- _EXERCISE DESCRIPTION_
Find the lines of data that contain the string "habitation", then list them.

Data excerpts

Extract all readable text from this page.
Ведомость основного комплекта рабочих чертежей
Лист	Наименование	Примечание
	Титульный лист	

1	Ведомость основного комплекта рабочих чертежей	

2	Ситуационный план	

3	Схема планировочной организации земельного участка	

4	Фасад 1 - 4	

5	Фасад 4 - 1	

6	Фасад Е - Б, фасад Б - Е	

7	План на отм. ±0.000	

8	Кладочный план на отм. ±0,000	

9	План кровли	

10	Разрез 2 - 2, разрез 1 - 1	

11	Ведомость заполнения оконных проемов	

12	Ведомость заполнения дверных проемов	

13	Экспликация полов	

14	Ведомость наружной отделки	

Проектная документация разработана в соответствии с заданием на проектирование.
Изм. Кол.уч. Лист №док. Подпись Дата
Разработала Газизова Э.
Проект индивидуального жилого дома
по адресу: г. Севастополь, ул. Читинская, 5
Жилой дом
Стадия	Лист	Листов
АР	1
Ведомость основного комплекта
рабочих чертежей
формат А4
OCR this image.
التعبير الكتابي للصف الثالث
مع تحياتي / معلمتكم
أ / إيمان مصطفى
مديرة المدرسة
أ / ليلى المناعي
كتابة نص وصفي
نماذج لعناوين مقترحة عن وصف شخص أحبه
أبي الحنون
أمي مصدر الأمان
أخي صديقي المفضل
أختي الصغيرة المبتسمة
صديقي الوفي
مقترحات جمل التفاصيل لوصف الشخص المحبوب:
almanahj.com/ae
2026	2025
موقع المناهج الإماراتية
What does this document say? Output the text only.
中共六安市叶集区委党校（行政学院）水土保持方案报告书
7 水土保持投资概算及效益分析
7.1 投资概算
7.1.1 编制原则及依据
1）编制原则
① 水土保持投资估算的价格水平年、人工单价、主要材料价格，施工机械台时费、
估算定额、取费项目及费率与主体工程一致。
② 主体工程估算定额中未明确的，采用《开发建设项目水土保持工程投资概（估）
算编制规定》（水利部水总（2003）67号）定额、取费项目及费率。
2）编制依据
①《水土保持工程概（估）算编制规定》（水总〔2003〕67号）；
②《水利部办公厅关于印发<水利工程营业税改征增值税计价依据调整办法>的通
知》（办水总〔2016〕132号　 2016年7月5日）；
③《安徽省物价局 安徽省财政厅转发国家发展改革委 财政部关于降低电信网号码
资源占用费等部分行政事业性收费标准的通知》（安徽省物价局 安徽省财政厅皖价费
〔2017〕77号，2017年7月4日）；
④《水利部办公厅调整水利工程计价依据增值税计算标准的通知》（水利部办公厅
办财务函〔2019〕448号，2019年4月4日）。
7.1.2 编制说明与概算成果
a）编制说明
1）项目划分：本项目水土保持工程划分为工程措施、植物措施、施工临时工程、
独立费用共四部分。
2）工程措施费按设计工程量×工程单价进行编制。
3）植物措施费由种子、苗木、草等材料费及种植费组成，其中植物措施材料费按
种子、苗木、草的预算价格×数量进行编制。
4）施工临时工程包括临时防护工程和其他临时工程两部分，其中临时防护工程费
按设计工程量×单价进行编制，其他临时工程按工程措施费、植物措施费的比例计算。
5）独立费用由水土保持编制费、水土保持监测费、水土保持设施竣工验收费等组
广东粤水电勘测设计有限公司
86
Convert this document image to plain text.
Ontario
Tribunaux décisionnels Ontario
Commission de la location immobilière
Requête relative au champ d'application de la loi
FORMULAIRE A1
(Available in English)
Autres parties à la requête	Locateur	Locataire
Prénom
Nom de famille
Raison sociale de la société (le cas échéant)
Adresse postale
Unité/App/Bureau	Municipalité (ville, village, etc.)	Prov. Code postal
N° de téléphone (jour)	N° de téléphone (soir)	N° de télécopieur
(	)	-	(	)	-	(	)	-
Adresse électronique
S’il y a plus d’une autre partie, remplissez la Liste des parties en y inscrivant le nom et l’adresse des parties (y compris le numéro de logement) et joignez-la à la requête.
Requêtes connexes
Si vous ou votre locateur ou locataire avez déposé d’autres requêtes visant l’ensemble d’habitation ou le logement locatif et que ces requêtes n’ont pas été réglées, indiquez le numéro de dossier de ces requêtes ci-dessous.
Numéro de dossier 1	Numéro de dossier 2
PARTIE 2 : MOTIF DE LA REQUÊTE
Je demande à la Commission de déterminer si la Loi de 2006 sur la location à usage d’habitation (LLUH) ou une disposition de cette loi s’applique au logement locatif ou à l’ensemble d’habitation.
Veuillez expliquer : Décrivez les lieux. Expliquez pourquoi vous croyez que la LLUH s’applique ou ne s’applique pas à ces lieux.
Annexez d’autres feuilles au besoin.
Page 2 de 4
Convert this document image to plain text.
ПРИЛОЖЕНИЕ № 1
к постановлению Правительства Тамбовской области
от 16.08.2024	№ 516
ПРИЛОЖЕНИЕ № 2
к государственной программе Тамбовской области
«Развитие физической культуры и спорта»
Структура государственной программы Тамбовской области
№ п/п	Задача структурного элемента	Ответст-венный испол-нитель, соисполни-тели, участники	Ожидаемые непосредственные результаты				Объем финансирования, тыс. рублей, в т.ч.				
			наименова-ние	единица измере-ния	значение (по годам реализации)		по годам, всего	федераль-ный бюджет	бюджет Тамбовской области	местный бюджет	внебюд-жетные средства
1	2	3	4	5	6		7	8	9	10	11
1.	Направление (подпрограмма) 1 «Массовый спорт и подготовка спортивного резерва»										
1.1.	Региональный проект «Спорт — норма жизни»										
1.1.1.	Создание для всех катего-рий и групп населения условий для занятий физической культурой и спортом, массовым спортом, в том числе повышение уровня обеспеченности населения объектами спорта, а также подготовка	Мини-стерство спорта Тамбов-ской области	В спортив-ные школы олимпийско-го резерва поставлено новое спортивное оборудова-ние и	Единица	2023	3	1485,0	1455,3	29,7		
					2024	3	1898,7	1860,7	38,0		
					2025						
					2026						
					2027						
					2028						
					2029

- _TASK RESULT_
Si vous ou votre locateur ou locataire avez déposé d’autres requêtes visant l’ensemble d’habitation ou le logement locatif et que ces requêtes n’ont pas été réglées, indiquez le numéro de dossier de ces requêtes ci-dessous.
Je demande à la Commission de déterminer si la Loi de 2006 sur la location à usage d’habitation (LLUH) ou une disposition de cette loi s’applique au logement locatif ou à l’ensemble d’habitation.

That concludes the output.